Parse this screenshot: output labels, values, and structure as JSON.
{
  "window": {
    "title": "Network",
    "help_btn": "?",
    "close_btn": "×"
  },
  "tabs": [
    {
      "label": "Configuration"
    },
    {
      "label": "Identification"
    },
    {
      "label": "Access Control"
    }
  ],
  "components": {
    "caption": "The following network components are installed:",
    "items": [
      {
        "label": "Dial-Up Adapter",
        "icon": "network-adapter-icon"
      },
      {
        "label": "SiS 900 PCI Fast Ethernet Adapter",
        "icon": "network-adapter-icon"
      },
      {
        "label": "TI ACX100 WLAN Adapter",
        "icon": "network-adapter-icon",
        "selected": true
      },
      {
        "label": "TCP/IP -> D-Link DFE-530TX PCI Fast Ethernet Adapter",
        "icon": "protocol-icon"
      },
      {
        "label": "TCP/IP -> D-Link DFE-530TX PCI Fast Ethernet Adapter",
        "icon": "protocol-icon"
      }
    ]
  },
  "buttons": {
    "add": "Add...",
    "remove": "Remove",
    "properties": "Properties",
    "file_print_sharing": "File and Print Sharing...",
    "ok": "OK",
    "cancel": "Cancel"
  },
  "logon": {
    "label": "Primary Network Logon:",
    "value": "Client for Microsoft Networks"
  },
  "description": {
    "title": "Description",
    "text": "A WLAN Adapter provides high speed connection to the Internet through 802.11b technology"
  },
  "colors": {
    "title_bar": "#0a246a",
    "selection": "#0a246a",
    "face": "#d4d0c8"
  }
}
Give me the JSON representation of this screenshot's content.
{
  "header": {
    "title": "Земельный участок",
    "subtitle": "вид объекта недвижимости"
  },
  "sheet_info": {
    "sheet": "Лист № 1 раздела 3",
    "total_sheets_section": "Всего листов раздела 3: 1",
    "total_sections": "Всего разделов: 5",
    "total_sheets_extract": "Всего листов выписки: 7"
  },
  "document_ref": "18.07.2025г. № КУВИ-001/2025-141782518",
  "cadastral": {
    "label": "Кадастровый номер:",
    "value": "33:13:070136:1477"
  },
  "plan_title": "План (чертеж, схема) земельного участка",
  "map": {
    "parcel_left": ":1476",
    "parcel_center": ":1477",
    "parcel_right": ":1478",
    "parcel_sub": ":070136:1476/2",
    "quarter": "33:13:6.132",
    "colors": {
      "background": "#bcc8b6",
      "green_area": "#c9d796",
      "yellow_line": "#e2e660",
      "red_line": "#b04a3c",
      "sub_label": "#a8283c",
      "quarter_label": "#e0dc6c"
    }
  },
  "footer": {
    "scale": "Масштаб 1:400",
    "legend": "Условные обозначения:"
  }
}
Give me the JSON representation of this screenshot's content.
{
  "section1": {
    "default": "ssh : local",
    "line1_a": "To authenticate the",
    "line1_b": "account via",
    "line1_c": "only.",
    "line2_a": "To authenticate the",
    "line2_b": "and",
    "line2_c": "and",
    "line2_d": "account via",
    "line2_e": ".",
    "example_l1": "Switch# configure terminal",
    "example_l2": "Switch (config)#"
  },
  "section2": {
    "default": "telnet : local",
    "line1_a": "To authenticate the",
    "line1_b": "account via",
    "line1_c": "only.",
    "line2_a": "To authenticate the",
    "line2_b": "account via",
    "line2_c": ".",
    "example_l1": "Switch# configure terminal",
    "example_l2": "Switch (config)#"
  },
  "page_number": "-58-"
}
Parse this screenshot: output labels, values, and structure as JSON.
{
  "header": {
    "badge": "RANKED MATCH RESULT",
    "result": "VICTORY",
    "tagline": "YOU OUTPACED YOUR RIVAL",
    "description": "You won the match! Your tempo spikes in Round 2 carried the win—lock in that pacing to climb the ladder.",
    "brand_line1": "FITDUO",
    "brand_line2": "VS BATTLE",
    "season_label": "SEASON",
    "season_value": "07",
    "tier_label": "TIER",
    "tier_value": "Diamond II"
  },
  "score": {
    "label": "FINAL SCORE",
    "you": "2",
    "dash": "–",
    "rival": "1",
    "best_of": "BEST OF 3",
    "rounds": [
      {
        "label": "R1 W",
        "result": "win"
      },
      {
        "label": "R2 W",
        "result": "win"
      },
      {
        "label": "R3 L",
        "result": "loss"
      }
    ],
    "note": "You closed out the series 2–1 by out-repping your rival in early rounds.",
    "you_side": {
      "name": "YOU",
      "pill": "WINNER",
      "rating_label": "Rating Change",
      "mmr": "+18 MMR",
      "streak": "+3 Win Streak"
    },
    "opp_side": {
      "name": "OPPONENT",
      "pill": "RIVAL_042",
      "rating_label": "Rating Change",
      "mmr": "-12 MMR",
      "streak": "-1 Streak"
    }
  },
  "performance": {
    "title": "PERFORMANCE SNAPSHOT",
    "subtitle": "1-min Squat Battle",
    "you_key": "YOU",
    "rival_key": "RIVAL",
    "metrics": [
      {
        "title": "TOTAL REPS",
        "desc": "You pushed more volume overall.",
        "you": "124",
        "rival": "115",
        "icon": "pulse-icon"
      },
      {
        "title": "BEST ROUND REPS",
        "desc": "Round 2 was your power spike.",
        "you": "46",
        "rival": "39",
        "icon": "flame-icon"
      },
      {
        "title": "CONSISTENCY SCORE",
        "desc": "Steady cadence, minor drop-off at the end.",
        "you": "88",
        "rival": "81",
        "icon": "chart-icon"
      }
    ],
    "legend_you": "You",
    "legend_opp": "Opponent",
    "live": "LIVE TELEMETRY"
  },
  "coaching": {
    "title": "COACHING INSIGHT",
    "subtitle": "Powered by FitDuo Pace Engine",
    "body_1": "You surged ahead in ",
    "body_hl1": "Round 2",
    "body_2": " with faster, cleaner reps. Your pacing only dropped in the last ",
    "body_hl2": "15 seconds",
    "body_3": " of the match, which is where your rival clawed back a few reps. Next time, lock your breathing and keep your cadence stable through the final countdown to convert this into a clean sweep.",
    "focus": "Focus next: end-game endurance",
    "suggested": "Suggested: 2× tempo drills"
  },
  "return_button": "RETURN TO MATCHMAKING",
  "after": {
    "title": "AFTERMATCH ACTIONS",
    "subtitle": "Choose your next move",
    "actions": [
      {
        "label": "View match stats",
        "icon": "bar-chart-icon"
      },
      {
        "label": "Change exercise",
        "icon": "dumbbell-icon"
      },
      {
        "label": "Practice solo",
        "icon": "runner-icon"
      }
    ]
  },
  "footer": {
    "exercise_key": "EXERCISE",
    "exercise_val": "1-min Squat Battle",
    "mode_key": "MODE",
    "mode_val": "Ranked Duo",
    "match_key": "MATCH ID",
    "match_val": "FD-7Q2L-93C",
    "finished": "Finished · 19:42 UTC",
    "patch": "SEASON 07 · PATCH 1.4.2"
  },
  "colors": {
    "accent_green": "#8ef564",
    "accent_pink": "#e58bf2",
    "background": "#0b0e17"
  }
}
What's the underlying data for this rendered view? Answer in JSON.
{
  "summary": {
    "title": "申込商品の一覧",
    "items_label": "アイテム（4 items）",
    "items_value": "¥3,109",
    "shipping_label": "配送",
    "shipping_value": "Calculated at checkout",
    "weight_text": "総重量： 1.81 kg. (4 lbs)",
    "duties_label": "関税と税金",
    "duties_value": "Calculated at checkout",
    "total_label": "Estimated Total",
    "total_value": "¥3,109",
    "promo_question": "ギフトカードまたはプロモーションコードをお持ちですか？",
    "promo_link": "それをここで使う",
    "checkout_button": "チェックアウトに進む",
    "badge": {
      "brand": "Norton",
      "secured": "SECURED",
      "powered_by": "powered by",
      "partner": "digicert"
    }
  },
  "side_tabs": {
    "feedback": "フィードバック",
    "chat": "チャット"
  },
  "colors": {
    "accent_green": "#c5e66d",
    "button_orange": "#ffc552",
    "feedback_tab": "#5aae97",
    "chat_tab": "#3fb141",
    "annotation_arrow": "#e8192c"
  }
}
· · · · · · ·
**Aim of the task**
Tell how many lines hold the string "subtitle", giving the number and nothing else.

**Task response**
4